(Collection entries)
☆ ☆ ☆ ☆

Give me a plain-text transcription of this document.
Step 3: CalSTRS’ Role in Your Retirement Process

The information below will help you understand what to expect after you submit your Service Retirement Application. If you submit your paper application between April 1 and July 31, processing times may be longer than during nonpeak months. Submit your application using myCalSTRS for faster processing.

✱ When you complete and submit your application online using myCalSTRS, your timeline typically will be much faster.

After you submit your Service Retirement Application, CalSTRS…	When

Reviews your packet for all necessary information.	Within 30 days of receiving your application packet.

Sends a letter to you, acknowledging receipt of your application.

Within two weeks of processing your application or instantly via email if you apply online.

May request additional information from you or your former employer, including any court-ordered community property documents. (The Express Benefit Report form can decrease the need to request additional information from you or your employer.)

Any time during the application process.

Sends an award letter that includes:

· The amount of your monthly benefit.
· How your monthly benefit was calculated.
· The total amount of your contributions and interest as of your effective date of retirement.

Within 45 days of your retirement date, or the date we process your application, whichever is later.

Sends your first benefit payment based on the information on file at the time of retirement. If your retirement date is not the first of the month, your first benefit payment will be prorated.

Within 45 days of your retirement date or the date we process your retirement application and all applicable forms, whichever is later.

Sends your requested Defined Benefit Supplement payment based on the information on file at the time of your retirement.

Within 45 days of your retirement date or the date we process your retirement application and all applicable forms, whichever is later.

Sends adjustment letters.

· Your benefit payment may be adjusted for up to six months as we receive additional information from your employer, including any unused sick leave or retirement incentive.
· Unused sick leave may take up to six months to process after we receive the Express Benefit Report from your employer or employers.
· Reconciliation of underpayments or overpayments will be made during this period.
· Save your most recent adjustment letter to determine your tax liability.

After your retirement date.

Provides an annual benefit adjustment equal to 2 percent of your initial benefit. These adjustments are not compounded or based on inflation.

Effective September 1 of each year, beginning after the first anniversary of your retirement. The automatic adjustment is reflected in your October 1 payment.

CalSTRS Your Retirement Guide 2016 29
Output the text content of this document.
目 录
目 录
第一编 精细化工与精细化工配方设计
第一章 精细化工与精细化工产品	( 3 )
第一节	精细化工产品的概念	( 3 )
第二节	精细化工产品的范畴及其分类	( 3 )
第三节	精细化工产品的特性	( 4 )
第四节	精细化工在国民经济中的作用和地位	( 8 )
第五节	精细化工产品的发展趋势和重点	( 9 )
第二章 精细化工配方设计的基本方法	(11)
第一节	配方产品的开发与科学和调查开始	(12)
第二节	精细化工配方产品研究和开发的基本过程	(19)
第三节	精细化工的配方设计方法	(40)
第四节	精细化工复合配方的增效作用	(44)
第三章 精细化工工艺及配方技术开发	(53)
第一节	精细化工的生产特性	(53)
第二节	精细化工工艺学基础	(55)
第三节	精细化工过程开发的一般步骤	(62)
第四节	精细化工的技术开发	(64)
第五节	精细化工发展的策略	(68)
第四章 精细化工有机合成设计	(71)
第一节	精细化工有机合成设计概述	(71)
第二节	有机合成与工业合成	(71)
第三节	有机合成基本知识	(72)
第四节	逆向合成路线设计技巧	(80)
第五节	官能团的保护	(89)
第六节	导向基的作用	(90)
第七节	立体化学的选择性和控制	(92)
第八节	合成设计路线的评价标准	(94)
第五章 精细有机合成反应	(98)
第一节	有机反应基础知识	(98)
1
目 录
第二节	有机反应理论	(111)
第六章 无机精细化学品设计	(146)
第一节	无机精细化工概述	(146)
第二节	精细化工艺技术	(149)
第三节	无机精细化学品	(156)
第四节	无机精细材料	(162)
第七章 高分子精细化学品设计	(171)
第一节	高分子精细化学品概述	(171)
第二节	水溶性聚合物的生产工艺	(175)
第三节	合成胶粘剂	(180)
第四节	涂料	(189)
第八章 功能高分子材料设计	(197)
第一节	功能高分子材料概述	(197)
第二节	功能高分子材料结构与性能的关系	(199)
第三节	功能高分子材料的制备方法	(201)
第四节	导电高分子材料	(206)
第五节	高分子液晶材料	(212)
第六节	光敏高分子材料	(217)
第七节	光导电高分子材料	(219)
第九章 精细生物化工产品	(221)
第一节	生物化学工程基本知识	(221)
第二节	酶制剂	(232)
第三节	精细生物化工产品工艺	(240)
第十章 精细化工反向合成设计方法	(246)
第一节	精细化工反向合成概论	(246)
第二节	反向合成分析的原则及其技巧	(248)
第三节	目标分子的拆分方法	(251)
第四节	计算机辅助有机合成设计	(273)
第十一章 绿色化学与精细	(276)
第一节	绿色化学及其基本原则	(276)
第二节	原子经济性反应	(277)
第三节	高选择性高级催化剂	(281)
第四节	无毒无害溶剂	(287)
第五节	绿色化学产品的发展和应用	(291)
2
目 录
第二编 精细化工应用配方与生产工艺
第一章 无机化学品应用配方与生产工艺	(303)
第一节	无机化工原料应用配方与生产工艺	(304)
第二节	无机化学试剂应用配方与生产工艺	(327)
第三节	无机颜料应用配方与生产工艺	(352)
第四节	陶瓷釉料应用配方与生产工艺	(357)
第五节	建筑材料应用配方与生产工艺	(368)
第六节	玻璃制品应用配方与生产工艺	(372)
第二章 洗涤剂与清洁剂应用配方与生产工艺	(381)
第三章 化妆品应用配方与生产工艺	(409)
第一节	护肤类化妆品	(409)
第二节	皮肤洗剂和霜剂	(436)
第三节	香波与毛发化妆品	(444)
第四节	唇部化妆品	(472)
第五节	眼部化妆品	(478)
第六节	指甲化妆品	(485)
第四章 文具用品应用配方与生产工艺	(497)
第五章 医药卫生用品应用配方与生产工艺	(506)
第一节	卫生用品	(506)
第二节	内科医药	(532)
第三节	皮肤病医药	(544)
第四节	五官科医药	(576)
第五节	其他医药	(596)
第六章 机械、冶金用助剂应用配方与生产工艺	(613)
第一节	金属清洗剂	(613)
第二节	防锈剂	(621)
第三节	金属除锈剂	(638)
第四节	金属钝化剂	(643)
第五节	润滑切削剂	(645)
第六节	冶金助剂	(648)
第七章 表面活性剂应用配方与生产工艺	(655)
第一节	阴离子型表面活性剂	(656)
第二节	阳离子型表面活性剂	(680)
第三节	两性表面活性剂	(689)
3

☆ ☆ ☆ ☆

▶ [Your instructions]: Report the number of lines in the listing where the string "using" appears, and nothing besides.

▶ [Result of this exercise]: 2